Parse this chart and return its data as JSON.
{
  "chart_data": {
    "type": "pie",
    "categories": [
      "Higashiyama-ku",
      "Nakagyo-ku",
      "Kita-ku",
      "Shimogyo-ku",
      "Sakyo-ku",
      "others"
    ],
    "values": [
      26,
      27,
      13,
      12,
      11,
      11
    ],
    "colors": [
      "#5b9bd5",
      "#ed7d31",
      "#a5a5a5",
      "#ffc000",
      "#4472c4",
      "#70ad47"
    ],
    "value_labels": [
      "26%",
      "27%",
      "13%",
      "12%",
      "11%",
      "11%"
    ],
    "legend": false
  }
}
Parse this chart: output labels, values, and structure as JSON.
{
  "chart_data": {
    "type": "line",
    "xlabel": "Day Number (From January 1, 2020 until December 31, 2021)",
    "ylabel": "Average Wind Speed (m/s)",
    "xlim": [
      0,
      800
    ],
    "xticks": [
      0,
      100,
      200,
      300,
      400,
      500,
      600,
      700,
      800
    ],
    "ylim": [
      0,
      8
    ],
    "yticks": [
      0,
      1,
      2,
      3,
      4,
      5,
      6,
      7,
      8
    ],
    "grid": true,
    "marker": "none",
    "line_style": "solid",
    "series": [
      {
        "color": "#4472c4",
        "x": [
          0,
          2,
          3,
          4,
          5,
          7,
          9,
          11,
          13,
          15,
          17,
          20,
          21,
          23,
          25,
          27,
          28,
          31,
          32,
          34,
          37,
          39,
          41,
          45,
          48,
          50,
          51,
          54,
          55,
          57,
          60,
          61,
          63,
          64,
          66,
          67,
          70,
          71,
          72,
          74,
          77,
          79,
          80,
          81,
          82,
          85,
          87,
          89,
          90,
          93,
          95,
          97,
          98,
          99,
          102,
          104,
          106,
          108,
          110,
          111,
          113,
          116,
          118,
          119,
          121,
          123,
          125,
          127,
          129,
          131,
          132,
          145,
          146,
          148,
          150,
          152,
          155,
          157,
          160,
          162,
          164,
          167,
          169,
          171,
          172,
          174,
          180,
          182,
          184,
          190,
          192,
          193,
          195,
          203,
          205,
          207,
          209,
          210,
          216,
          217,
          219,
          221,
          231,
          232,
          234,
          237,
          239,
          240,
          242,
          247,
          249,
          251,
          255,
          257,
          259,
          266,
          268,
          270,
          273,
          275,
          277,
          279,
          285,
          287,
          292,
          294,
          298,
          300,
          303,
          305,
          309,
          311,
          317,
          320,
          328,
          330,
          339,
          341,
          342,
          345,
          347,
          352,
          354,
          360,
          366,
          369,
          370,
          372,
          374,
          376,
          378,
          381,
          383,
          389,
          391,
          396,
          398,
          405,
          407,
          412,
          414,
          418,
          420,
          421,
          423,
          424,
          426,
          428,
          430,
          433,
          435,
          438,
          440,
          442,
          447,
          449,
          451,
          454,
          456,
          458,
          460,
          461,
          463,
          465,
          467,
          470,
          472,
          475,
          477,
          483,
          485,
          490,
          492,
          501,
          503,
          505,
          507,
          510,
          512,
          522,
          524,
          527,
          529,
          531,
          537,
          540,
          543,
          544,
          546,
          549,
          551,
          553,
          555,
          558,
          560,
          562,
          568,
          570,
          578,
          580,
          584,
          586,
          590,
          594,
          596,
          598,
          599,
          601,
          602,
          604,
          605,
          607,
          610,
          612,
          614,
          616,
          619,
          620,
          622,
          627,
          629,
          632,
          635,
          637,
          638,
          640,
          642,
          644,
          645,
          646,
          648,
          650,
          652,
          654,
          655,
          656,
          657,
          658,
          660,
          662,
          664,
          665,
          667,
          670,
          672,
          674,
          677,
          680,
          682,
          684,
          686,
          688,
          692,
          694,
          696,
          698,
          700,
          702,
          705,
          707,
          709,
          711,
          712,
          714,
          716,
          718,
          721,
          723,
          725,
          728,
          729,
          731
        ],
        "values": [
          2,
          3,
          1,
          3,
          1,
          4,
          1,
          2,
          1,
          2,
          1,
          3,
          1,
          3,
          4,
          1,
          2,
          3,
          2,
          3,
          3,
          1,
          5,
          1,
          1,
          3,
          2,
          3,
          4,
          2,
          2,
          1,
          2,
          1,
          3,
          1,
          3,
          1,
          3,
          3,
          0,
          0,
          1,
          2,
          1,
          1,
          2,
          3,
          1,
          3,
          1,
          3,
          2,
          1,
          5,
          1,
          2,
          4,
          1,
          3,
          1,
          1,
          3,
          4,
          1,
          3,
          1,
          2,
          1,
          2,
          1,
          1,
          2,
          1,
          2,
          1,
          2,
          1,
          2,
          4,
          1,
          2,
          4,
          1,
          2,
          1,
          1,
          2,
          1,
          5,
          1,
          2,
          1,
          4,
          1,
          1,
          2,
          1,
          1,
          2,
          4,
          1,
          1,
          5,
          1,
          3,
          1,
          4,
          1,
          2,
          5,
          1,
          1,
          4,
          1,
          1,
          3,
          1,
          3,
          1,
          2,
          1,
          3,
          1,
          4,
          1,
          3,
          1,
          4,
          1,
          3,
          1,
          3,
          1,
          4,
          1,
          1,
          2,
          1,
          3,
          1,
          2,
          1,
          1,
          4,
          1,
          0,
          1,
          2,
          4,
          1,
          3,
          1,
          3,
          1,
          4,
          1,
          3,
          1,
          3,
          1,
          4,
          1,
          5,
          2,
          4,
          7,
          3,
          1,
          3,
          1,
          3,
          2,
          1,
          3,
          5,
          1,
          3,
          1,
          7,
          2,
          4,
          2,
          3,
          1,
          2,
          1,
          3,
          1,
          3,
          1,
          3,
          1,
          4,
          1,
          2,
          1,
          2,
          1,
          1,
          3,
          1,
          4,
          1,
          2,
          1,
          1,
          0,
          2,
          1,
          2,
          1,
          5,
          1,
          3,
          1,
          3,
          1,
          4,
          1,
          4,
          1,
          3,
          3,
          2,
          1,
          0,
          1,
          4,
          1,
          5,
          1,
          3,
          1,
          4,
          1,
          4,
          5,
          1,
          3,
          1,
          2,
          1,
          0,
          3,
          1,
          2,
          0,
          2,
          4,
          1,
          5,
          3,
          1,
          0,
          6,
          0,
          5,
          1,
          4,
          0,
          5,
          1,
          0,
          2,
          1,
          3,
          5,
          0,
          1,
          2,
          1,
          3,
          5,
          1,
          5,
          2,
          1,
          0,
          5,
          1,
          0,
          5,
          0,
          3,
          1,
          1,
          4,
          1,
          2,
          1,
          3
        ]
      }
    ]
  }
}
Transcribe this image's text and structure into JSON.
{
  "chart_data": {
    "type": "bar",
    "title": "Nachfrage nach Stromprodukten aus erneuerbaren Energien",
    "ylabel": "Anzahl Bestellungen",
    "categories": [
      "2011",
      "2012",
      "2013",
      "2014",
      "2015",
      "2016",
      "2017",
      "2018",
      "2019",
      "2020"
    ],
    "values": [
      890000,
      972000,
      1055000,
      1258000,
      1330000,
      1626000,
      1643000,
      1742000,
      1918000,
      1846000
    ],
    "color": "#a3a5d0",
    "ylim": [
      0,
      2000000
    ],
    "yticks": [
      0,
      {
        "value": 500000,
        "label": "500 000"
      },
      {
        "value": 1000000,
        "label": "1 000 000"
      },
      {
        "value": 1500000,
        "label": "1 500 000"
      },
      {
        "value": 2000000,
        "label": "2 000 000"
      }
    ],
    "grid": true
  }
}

────────────────────────────────────────

• _Exercise task_
Give all the entries again exactly; leave none out.

• _Complete output_
Parse this chart and return its data as JSON.
{
  "chart_data": {
    "type": "pie",
    "categories": [
      "Higashiyama-ku",
      "Nakagyo-ku",
      "Kita-ku",
      "Shimogyo-ku",
      "Sakyo-ku",
      "others"
    ],
    "values": [
      26,
      27,
      13,
      12,
      11,
      11
    ],
    "colors": [
      "#5b9bd5",
      "#ed7d31",
      "#a5a5a5",
      "#ffc000",
      "#4472c4",
      "#70ad47"
    ],
    "value_labels": [
      "26%",
      "27%",
      "13%",
      "12%",
      "11%",
      "11%"
    ],
    "legend": false
  }
}
Parse this chart: output labels, values, and structure as JSON.
{
  "chart_data": {
    "type": "line",
    "xlabel": "Day Number (From January 1, 2020 until December 31, 2021)",
    "ylabel": "Average Wind Speed (m/s)",
    "xlim": [
      0,
      800
    ],
    "xticks": [
      0,
      100,
      200,
      300,
      400,
      500,
      600,
      700,
      800
    ],
    "ylim": [
      0,
      8
    ],
    "yticks": [
      0,
      1,
      2,
      3,
      4,
      5,
      6,
      7,
      8
    ],
    "grid": true,
    "marker": "none",
    "line_style": "solid",
    "series": [
      {
        "color": "#4472c4",
        "x": [
          0,
          2,
          3,
          4,
          5,
          7,
          9,
          11,
          13,
          15,
          17,
          20,
          21,
          23,
          25,
          27,
          28,
          31,
          32,
          34,
          37,
          39,
          41,
          45,
          48,
          50,
          51,
          54,
          55,
          57,
          60,
          61,
          63,
          64,
          66,
          67,
          70,
          71,
          72,
          74,
          77,
          79,
          80,
          81,
          82,
          85,
          87,
          89,
          90,
          93,
          95,
          97,
          98,
          99,
          102,
          104,
          106,
          108,
          110,
          111,
          113,
          116,
          118,
          119,
          121,
          123,
          125,
          127,
          129,
          131,
          132,
          145,
          146,
          148,
          150,
          152,
          155,
          157,
          160,
          162,
          164,
          167,
          169,
          171,
          172,
          174,
          180,
          182,
          184,
          190,
          192,
          193,
          195,
          203,
          205,
          207,
          209,
          210,
          216,
          217,
          219,
          221,
          231,
          232,
          234,
          237,
          239,
          240,
          242,
          247,
          249,
          251,
          255,
          257,
          259,
          266,
          268,
          270,
          273,
          275,
          277,
          279,
          285,
          287,
          292,
          294,
          298,
          300,
          303,
          305,
          309,
          311,
          317,
          320,
          328,
          330,
          339,
          341,
          342,
          345,
          347,
          352,
          354,
          360,
          366,
          369,
          370,
          372,
          374,
          376,
          378,
          381,
          383,
          389,
          391,
          396,
          398,
          405,
          407,
          412,
          414,
          418,
          420,
          421,
          423,
          424,
          426,
          428,
          430,
          433,
          435,
          438,
          440,
          442,
          447,
          449,
          451,
          454,
          456,
          458,
          460,
          461,
          463,
          465,
          467,
          470,
          472,
          475,
          477,
          483,
          485,
          490,
          492,
          501,
          503,
          505,
          507,
          510,
          512,
          522,
          524,
          527,
          529,
          531,
          537,
          540,
          543,
          544,
          546,
          549,
          551,
          553,
          555,
          558,
          560,
          562,
          568,
          570,
          578,
          580,
          584,
          586,
          590,
          594,
          596,
          598,
          599,
          601,
          602,
          604,
          605,
          607,
          610,
          612,
          614,
          616,
          619,
          620,
          622,
          627,
          629,
          632,
          635,
          637,
          638,
          640,
          642,
          644,
          645,
          646,
          648,
          650,
          652,
          654,
          655,
          656,
          657,
          658,
          660,
          662,
          664,
          665,
          667,
          670,
          672,
          674,
          677,
          680,
          682,
          684,
          686,
          688,
          692,
          694,
          696,
          698,
          700,
          702,
          705,
          707,
          709,
          711,
          712,
          714,
          716,
          718,
          721,
          723,
          725,
          728,
          729,
          731
        ],
        "values": [
          2,
          3,
          1,
          3,
          1,
          4,
          1,
          2,
          1,
          2,
          1,
          3,
          1,
          3,
          4,
          1,
          2,
          3,
          2,
          3,
          3,
          1,
          5,
          1,
          1,
          3,
          2,
          3,
          4,
          2,
          2,
          1,
          2,
          1,
          3,
          1,
          3,
          1,
          3,
          3,
          0,
          0,
          1,
          2,
          1,
          1,
          2,
          3,
          1,
          3,
          1,
          3,
          2,
          1,
          5,
          1,
          2,
          4,
          1,
          3,
          1,
          1,
          3,
          4,
          1,
          3,
          1,
          2,
          1,
          2,
          1,
          1,
          2,
          1,
          2,
          1,
          2,
          1,
          2,
          4,
          1,
          2,
          4,
          1,
          2,
          1,
          1,
          2,
          1,
          5,
          1,
          2,
          1,
          4,
          1,
          1,
          2,
          1,
          1,
          2,
          4,
          1,
          1,
          5,
          1,
          3,
          1,
          4,
          1,
          2,
          5,
          1,
          1,
          4,
          1,
          1,
          3,
          1,
          3,
          1,
          2,
          1,
          3,
          1,
          4,
          1,
          3,
          1,
          4,
          1,
          3,
          1,
          3,
          1,
          4,
          1,
          1,
          2,
          1,
          3,
          1,
          2,
          1,
          1,
          4,
          1,
          0,
          1,
          2,
          4,
          1,
          3,
          1,
          3,
          1,
          4,
          1,
          3,
          1,
          3,
          1,
          4,
          1,
          5,
          2,
          4,
          7,
          3,
          1,
          3,
          1,
          3,
          2,
          1,
          3,
          5,
          1,
          3,
          1,
          7,
          2,
          4,
          2,
          3,
          1,
          2,
          1,
          3,
          1,
          3,
          1,
          3,
          1,
          4,
          1,
          2,
          1,
          2,
          1,
          1,
          3,
          1,
          4,
          1,
          2,
          1,
          1,
          0,
          2,
          1,
          2,
          1,
          5,
          1,
          3,
          1,
          3,
          1,
          4,
          1,
          4,
          1,
          3,
          3,
          2,
          1,
          0,
          1,
          4,
          1,
          5,
          1,
          3,
          1,
          4,
          1,
          4,
          5,
          1,
          3,
          1,
          2,
          1,
          0,
          3,
          1,
          2,
          0,
          2,
          4,
          1,
          5,
          3,
          1,
          0,
          6,
          0,
          5,
          1,
          4,
          0,
          5,
          1,
          0,
          2,
          1,
          3,
          5,
          0,
          1,
          2,
          1,
          3,
          5,
          1,
          5,
          2,
          1,
          0,
          5,
          1,
          0,
          5,
          0,
          3,
          1,
          1,
          4,
          1,
          2,
          1,
          3
        ]
      }
    ]
  }
}
Transcribe this image's text and structure into JSON.
{
  "chart_data": {
    "type": "bar",
    "title": "Nachfrage nach Stromprodukten aus erneuerbaren Energien",
    "ylabel": "Anzahl Bestellungen",
    "categories": [
      "2011",
      "2012",
      "2013",
      "2014",
      "2015",
      "2016",
      "2017",
      "2018",
      "2019",
      "2020"
    ],
    "values": [
      890000,
      972000,
      1055000,
      1258000,
      1330000,
      1626000,
      1643000,
      1742000,
      1918000,
      1846000
    ],
    "color": "#a3a5d0",
    "ylim": [
      0,
      2000000
    ],
    "yticks": [
      0,
      {
        "value": 500000,
        "label": "500 000"
      },
      {
        "value": 1000000,
        "label": "1 000 000"
      },
      {
        "value": 1500000,
        "label": "1 500 000"
      },
      {
        "value": 2000000,
        "label": "2 000 000"
      }
    ],
    "grid": true
  }
}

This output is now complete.